Which lines below hold the word "this"? Copy all of them.

● MATERIAL FOR THE TASK:
## begin

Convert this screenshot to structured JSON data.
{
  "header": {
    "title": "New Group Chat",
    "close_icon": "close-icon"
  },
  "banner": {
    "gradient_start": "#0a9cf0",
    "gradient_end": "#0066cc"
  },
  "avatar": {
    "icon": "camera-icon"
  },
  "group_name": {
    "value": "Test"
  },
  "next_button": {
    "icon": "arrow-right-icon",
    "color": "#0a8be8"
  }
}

## end
## begin

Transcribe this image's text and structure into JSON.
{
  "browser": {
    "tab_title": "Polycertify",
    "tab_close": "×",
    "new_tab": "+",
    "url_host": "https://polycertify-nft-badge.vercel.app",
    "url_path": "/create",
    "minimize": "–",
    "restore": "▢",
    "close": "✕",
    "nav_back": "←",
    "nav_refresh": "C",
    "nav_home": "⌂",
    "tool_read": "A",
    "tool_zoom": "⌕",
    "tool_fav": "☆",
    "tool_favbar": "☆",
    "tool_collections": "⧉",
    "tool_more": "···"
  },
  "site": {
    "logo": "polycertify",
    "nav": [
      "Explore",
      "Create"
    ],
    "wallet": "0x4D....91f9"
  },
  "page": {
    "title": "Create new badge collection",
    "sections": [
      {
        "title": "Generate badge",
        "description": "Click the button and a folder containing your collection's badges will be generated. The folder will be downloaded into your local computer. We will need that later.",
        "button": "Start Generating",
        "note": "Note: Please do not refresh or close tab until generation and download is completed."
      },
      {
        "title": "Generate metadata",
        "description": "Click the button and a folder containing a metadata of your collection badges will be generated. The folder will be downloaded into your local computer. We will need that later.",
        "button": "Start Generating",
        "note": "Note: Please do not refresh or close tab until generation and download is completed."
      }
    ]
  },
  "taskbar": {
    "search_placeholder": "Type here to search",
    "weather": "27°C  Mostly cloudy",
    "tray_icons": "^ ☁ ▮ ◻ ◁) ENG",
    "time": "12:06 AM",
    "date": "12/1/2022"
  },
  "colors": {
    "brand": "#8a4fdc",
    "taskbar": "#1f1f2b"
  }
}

## end

● THE ANSWER:
Convert this screenshot to structured JSON data.
Transcribe this image's text and structure into JSON.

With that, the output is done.